TASK STATEMENT — Which lines below hold the word "status"? Copy all of them.

SUPPLIED DATA —
══════════════════════════════

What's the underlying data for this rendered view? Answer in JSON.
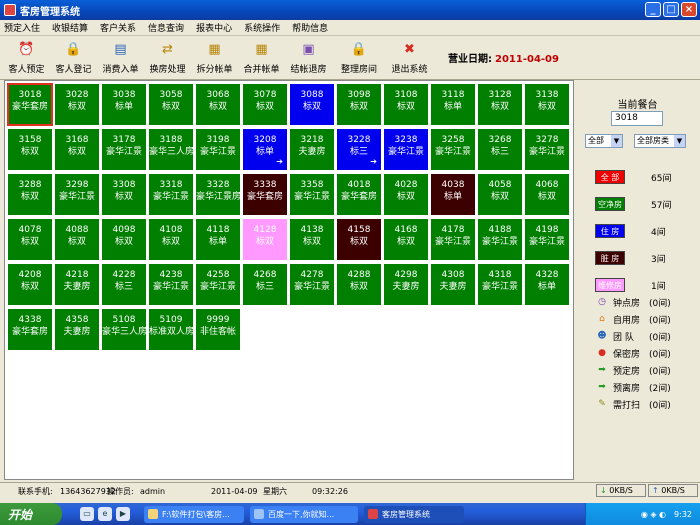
{
  "window": {
    "title": "客房管理系统",
    "min": "_",
    "max": "□",
    "close": "×"
  },
  "menu": [
    "预定入住",
    "收银结算",
    "客户关系",
    "信息查询",
    "报表中心",
    "系统操作",
    "帮助信息"
  ],
  "toolbar": {
    "buttons": [
      {
        "label": "客人预定",
        "icon": "alarm-clock-icon",
        "glyph": "⏰",
        "color": "#c0392b"
      },
      {
        "label": "客人登记",
        "icon": "user-lock-icon",
        "glyph": "🔒",
        "color": "#d4a017"
      },
      {
        "label": "消费入单",
        "icon": "printer-icon",
        "glyph": "▤",
        "color": "#2a66b8"
      },
      {
        "label": "换房处理",
        "icon": "door-swap-icon",
        "glyph": "⇄",
        "color": "#b8860b"
      },
      {
        "label": "拆分帐单",
        "icon": "split-bill-icon",
        "glyph": "▦",
        "color": "#b8860b"
      },
      {
        "label": "合并帐单",
        "icon": "merge-bill-icon",
        "glyph": "▦",
        "color": "#b8860b"
      },
      {
        "label": "结帐退房",
        "icon": "checkout-icon",
        "glyph": "▣",
        "color": "#7a4fb0"
      },
      {
        "label": "整理房间",
        "icon": "lock-icon",
        "glyph": "🔒",
        "color": "#d4a017"
      },
      {
        "label": "退出系统",
        "icon": "exit-icon",
        "glyph": "✖",
        "color": "#d62d20"
      }
    ],
    "business_date_label": "营业日期:",
    "business_date": "2011-04-09"
  },
  "colors": {
    "vacant_clean": "#007f00",
    "occupied": "#0000ee",
    "dirty": "#3d0000",
    "repair": "#ff99ff",
    "all": "#ee0000"
  },
  "rooms": [
    [
      {
        "n": "3018",
        "t": "豪华套房",
        "s": "vacant_clean",
        "sel": true
      },
      {
        "n": "3028",
        "t": "标双",
        "s": "vacant_clean"
      },
      {
        "n": "3038",
        "t": "标单",
        "s": "vacant_clean"
      },
      {
        "n": "3058",
        "t": "标双",
        "s": "vacant_clean"
      },
      {
        "n": "3068",
        "t": "标双",
        "s": "vacant_clean"
      },
      {
        "n": "3078",
        "t": "标双",
        "s": "vacant_clean"
      },
      {
        "n": "3088",
        "t": "标双",
        "s": "occupied"
      },
      {
        "n": "3098",
        "t": "标双",
        "s": "vacant_clean"
      },
      {
        "n": "3108",
        "t": "标双",
        "s": "vacant_clean"
      },
      {
        "n": "3118",
        "t": "标单",
        "s": "vacant_clean"
      },
      {
        "n": "3128",
        "t": "标双",
        "s": "vacant_clean"
      },
      {
        "n": "3138",
        "t": "标双",
        "s": "vacant_clean"
      }
    ],
    [
      {
        "n": "3158",
        "t": "标双",
        "s": "vacant_clean"
      },
      {
        "n": "3168",
        "t": "标双",
        "s": "vacant_clean"
      },
      {
        "n": "3178",
        "t": "豪华江景",
        "s": "vacant_clean"
      },
      {
        "n": "3188",
        "t": "豪华三人房",
        "s": "vacant_clean"
      },
      {
        "n": "3198",
        "t": "豪华江景",
        "s": "vacant_clean"
      },
      {
        "n": "3208",
        "t": "标单",
        "s": "occupied",
        "arrow": true
      },
      {
        "n": "3218",
        "t": "夫妻房",
        "s": "vacant_clean"
      },
      {
        "n": "3228",
        "t": "标三",
        "s": "occupied",
        "arrow": true
      },
      {
        "n": "3238",
        "t": "豪华江景",
        "s": "occupied"
      },
      {
        "n": "3258",
        "t": "豪华江景",
        "s": "vacant_clean"
      },
      {
        "n": "3268",
        "t": "标三",
        "s": "vacant_clean"
      },
      {
        "n": "3278",
        "t": "豪华江景",
        "s": "vacant_clean"
      }
    ],
    [
      {
        "n": "3288",
        "t": "标双",
        "s": "vacant_clean"
      },
      {
        "n": "3298",
        "t": "豪华江景",
        "s": "vacant_clean"
      },
      {
        "n": "3308",
        "t": "标双",
        "s": "vacant_clean"
      },
      {
        "n": "3318",
        "t": "豪华江景",
        "s": "vacant_clean"
      },
      {
        "n": "3328",
        "t": "豪华江景房",
        "s": "vacant_clean"
      },
      {
        "n": "3338",
        "t": "豪华套房",
        "s": "dirty"
      },
      {
        "n": "3358",
        "t": "豪华江景",
        "s": "vacant_clean"
      },
      {
        "n": "4018",
        "t": "豪华套房",
        "s": "vacant_clean"
      },
      {
        "n": "4028",
        "t": "标双",
        "s": "vacant_clean"
      },
      {
        "n": "4038",
        "t": "标单",
        "s": "dirty"
      },
      {
        "n": "4058",
        "t": "标双",
        "s": "vacant_clean"
      },
      {
        "n": "4068",
        "t": "标双",
        "s": "vacant_clean"
      }
    ],
    [
      {
        "n": "4078",
        "t": "标双",
        "s": "vacant_clean"
      },
      {
        "n": "4088",
        "t": "标双",
        "s": "vacant_clean"
      },
      {
        "n": "4098",
        "t": "标双",
        "s": "vacant_clean"
      },
      {
        "n": "4108",
        "t": "标双",
        "s": "vacant_clean"
      },
      {
        "n": "4118",
        "t": "标单",
        "s": "vacant_clean"
      },
      {
        "n": "4128",
        "t": "标双",
        "s": "repair"
      },
      {
        "n": "4138",
        "t": "标双",
        "s": "vacant_clean"
      },
      {
        "n": "4158",
        "t": "标双",
        "s": "dirty"
      },
      {
        "n": "4168",
        "t": "标双",
        "s": "vacant_clean"
      },
      {
        "n": "4178",
        "t": "豪华江景",
        "s": "vacant_clean"
      },
      {
        "n": "4188",
        "t": "豪华江景",
        "s": "vacant_clean"
      },
      {
        "n": "4198",
        "t": "豪华江景",
        "s": "vacant_clean"
      }
    ],
    [
      {
        "n": "4208",
        "t": "标双",
        "s": "vacant_clean"
      },
      {
        "n": "4218",
        "t": "夫妻房",
        "s": "vacant_clean"
      },
      {
        "n": "4228",
        "t": "标三",
        "s": "vacant_clean"
      },
      {
        "n": "4238",
        "t": "豪华江景",
        "s": "vacant_clean"
      },
      {
        "n": "4258",
        "t": "豪华江景",
        "s": "vacant_clean"
      },
      {
        "n": "4268",
        "t": "标三",
        "s": "vacant_clean"
      },
      {
        "n": "4278",
        "t": "豪华江景",
        "s": "vacant_clean"
      },
      {
        "n": "4288",
        "t": "标双",
        "s": "vacant_clean"
      },
      {
        "n": "4298",
        "t": "夫妻房",
        "s": "vacant_clean"
      },
      {
        "n": "4308",
        "t": "夫妻房",
        "s": "vacant_clean"
      },
      {
        "n": "4318",
        "t": "豪华江景",
        "s": "vacant_clean"
      },
      {
        "n": "4328",
        "t": "标单",
        "s": "vacant_clean"
      }
    ],
    [
      {
        "n": "4338",
        "t": "豪华套房",
        "s": "vacant_clean"
      },
      {
        "n": "4358",
        "t": "夫妻房",
        "s": "vacant_clean"
      },
      {
        "n": "5108",
        "t": "豪华三人房",
        "s": "vacant_clean"
      },
      {
        "n": "5109",
        "t": "标准双人房",
        "s": "vacant_clean"
      },
      {
        "n": "9999",
        "t": "非住客帐",
        "s": "vacant_clean"
      }
    ]
  ],
  "panel": {
    "header": "当前餐台",
    "room_input": "3018",
    "filter_floor": "全部",
    "filter_type": "全部房类",
    "legend": [
      {
        "label": "全 部",
        "count": "65间",
        "status": "all"
      },
      {
        "label": "空净房",
        "count": "57间",
        "status": "vacant_clean"
      },
      {
        "label": "住 房",
        "count": "4间",
        "status": "occupied"
      },
      {
        "label": "脏 房",
        "count": "3间",
        "status": "dirty"
      },
      {
        "label": "维修房",
        "count": "1间",
        "status": "repair"
      }
    ],
    "flags": [
      {
        "label": "钟点房",
        "count": "(0间)",
        "icon": "clock-icon",
        "glyph": "◷",
        "color": "#7a3fb0"
      },
      {
        "label": "自用房",
        "count": "(0间)",
        "icon": "house-icon",
        "glyph": "⌂",
        "color": "#e07a10"
      },
      {
        "label": "团 队",
        "count": "(0间)",
        "icon": "team-icon",
        "glyph": "☻",
        "color": "#2a66b8"
      },
      {
        "label": "保密房",
        "count": "(0间)",
        "icon": "secret-icon",
        "glyph": "●",
        "color": "#d62d20"
      },
      {
        "label": "预定房",
        "count": "(0间)",
        "icon": "arrow-in-icon",
        "glyph": "➡",
        "color": "#2a9a2a"
      },
      {
        "label": "预离房",
        "count": "(2间)",
        "icon": "arrow-out-icon",
        "glyph": "➡",
        "color": "#2a9a2a"
      },
      {
        "label": "需打扫",
        "count": "(0间)",
        "icon": "broom-icon",
        "glyph": "✎",
        "color": "#8a8a20"
      }
    ]
  },
  "status": {
    "phone_label": "联系手机:",
    "phone": "13643627932",
    "operator_label": "操作员:",
    "operator": "admin",
    "date": "2011-04-09",
    "weekday": "星期六",
    "time": "09:32:26",
    "net_down": "0KB/S",
    "net_up": "0KB/S"
  },
  "taskbar": {
    "start": "开始",
    "tasks": [
      {
        "label": "F:\\软件打包\\客房..."
      },
      {
        "label": "百度一下,你就知..."
      },
      {
        "label": "客房管理系统",
        "active": true
      }
    ],
    "clock": "9:32"
  }
}
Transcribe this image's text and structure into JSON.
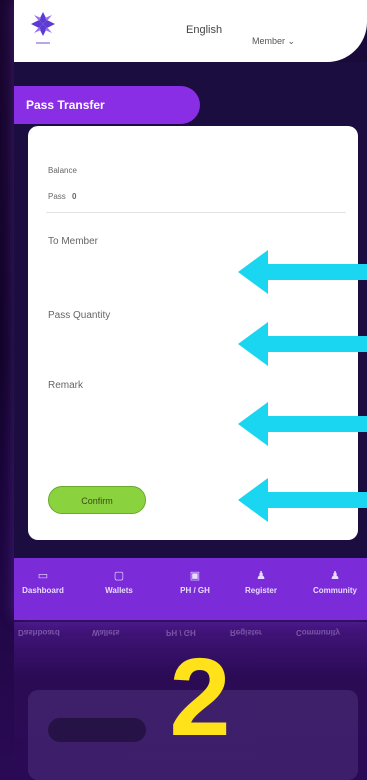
{
  "header": {
    "language": "English",
    "member_menu": "Member ⌄"
  },
  "page": {
    "title": "Pass Transfer"
  },
  "form": {
    "balance_label": "Balance",
    "pass_label": "Pass",
    "pass_value": "0",
    "to_member_label": "To Member",
    "pass_quantity_label": "Pass Quantity",
    "remark_label": "Remark",
    "confirm_label": "Confirm"
  },
  "nav": {
    "items": [
      {
        "label": "Dashboard",
        "icon": "dashboard-icon"
      },
      {
        "label": "Wallets",
        "icon": "wallet-icon"
      },
      {
        "label": "PH / GH",
        "icon": "ph-gh-icon"
      },
      {
        "label": "Register",
        "icon": "register-user-icon"
      },
      {
        "label": "Community",
        "icon": "community-icon"
      }
    ]
  },
  "annotation": {
    "step_number": "2",
    "arrow_color": "#1ad6f0"
  },
  "colors": {
    "accent_purple": "#8a2ee6",
    "confirm_green": "#8bd23f",
    "step_yellow": "#ffe21a"
  }
}
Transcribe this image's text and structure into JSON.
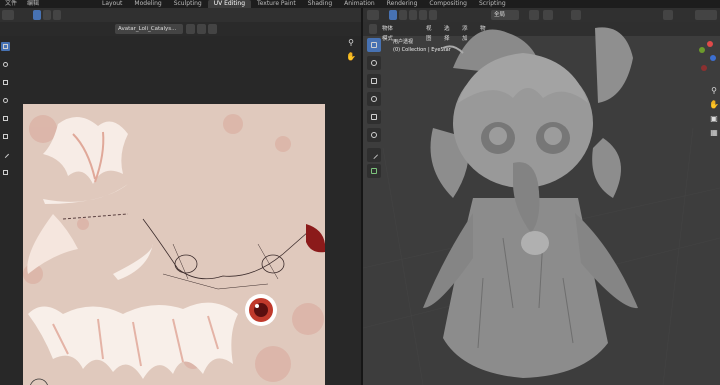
{
  "top_menu": {
    "file": "文件",
    "edit": "编辑"
  },
  "workspace_tabs": [
    {
      "label": "Layout"
    },
    {
      "label": "Modeling"
    },
    {
      "label": "Sculpting"
    },
    {
      "label": "UV Editing"
    },
    {
      "label": "Texture Paint"
    },
    {
      "label": "Shading"
    },
    {
      "label": "Animation"
    },
    {
      "label": "Rendering"
    },
    {
      "label": "Compositing"
    },
    {
      "label": "Scripting"
    }
  ],
  "uv_editor": {
    "image_name": "Avatar_Loli_Catalys...",
    "texture_bg": "#e0c9bd"
  },
  "viewport": {
    "mode": "物体模式",
    "menu": [
      "视图",
      "选择",
      "添加",
      "物体"
    ],
    "orientation": "全局",
    "view_name": "用户透视",
    "collection_info": "(0) Collection | EyeStar",
    "bg": "#3d3d3d"
  },
  "colors": {
    "accent": "#4772b3",
    "header": "#303030",
    "panel": "#282828"
  }
}
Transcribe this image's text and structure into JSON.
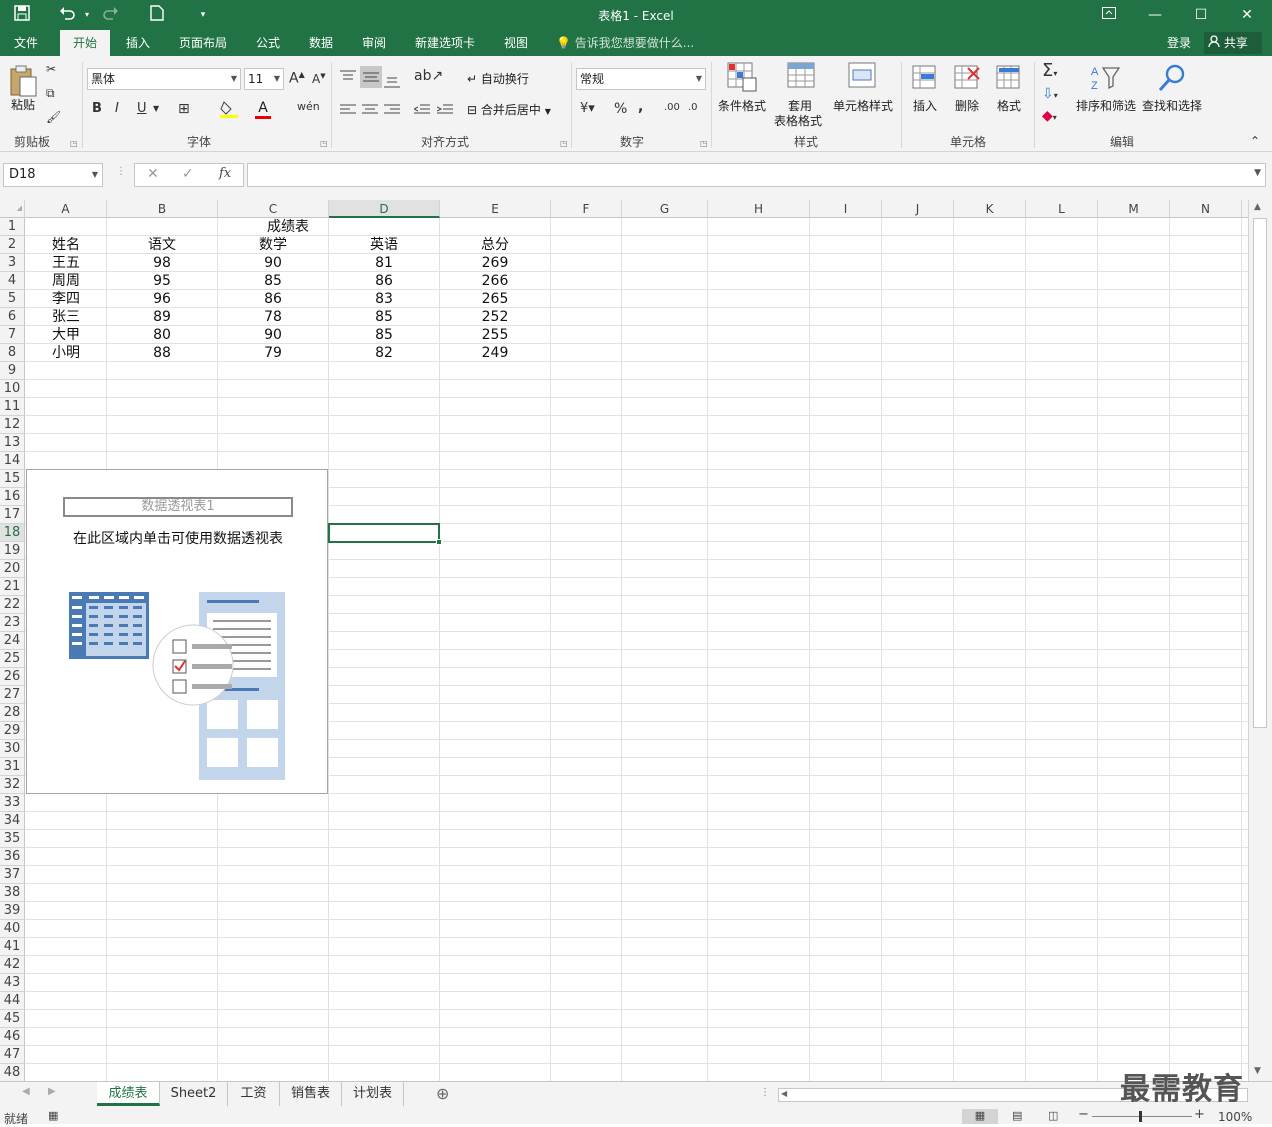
{
  "window": {
    "title": "表格1 - Excel",
    "min_icon": "minimize-icon",
    "max_icon": "maximize-icon",
    "close_icon": "close-icon",
    "ribbon_display_icon": "ribbon-display-icon"
  },
  "menu": {
    "tabs": [
      "文件",
      "开始",
      "插入",
      "页面布局",
      "公式",
      "数据",
      "审阅",
      "新建选项卡",
      "视图"
    ],
    "active": "开始",
    "tell_me": "告诉我您想要做什么...",
    "login": "登录",
    "share": "共享"
  },
  "ribbon": {
    "clipboard": {
      "paste": "粘贴",
      "label": "剪贴板"
    },
    "font": {
      "name": "黑体",
      "size": "11",
      "label": "字体",
      "bold": "B",
      "italic": "I",
      "underline": "U"
    },
    "alignment": {
      "wrap": "自动换行",
      "merge": "合并后居中",
      "label": "对齐方式"
    },
    "number": {
      "format": "常规",
      "label": "数字",
      "percent": "%",
      "comma": ","
    },
    "styles": {
      "conditional": "条件格式",
      "table_line1": "套用",
      "table_line2": "表格格式",
      "cell_styles": "单元格样式",
      "label": "样式"
    },
    "cells": {
      "insert": "插入",
      "delete": "删除",
      "format": "格式",
      "label": "单元格"
    },
    "editing": {
      "sort": "排序和筛选",
      "find": "查找和选择",
      "label": "编辑"
    }
  },
  "formula_bar": {
    "name_box": "D18",
    "fx": "fx",
    "formula": ""
  },
  "columns": [
    "A",
    "B",
    "C",
    "D",
    "E",
    "F",
    "G",
    "H",
    "I",
    "J",
    "K",
    "L",
    "M",
    "N"
  ],
  "selected_column": "D",
  "selected_row": 18,
  "sheet": {
    "title": "成绩表",
    "headers": [
      "姓名",
      "语文",
      "数学",
      "英语",
      "总分"
    ],
    "rows": [
      [
        "王五",
        "98",
        "90",
        "81",
        "269"
      ],
      [
        "周周",
        "95",
        "85",
        "86",
        "266"
      ],
      [
        "李四",
        "96",
        "86",
        "83",
        "265"
      ],
      [
        "张三",
        "89",
        "78",
        "85",
        "252"
      ],
      [
        "大甲",
        "80",
        "90",
        "85",
        "255"
      ],
      [
        "小明",
        "88",
        "79",
        "82",
        "249"
      ]
    ]
  },
  "pivot": {
    "name": "数据透视表1",
    "hint": "在此区域内单击可使用数据透视表"
  },
  "sheet_tabs": [
    "成绩表",
    "Sheet2",
    "工资",
    "销售表",
    "计划表"
  ],
  "active_sheet": "成绩表",
  "status": {
    "ready": "就绪",
    "zoom": "100%"
  },
  "watermark": "最需教育",
  "colors": {
    "accent": "#217346",
    "pivot_blue": "#4a7ab5",
    "pivot_light": "#c3d5ea"
  }
}
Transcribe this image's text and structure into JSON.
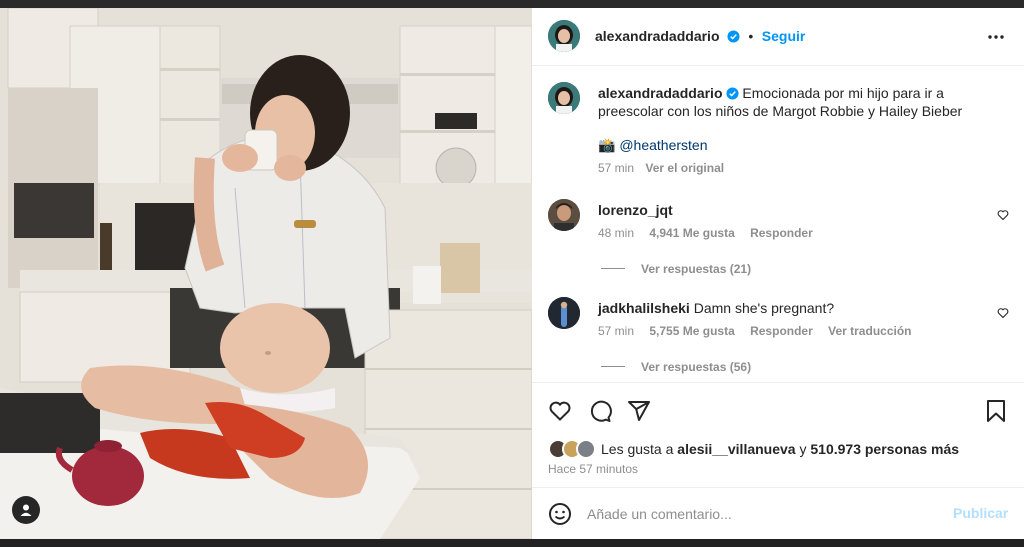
{
  "post": {
    "author": "alexandradaddario",
    "follow_label": "Seguir",
    "caption": "Emocionada por mi hijo para ir a preescolar con los niños de Margot Robbie y Hailey Bieber",
    "credit_emoji": "📸",
    "credit_handle": "@heathersten",
    "caption_time": "57 min",
    "see_original": "Ver el original"
  },
  "comments": [
    {
      "user": "lorenzo_jqt",
      "text": "",
      "time": "48 min",
      "likes": "4,941 Me gusta",
      "reply_label": "Responder",
      "translate_label": "",
      "view_replies": "Ver respuestas (21)"
    },
    {
      "user": "jadkhalilsheki",
      "text": "Damn she's pregnant?",
      "time": "57 min",
      "likes": "5,755 Me gusta",
      "reply_label": "Responder",
      "translate_label": "Ver traducción",
      "view_replies": "Ver respuestas (56)"
    }
  ],
  "likes_line": {
    "prefix": "Les gusta a",
    "user": "alesii__villanueva",
    "joiner": "y",
    "others": "510.973 personas más"
  },
  "posted_ago": "Hace 57 minutos",
  "composer": {
    "placeholder": "Añade un comentario...",
    "publish_label": "Publicar"
  },
  "colors": {
    "accent": "#0095f6",
    "verified": "#0095f6",
    "text": "#262626",
    "muted": "#8e8e8e",
    "publish_disabled": "#b2dffc"
  },
  "icons": [
    "more-icon",
    "heart-icon",
    "comment-icon",
    "share-icon",
    "bookmark-icon",
    "emoji-icon",
    "user-tag-icon"
  ]
}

══════════════════════════════

WORKED SOLUTION —
        "status": "all"
        "status": "vacant_clean"
        "status": "occupied"
        "status": "dirty"
        "status": "repair"
  "status": {
  "status": {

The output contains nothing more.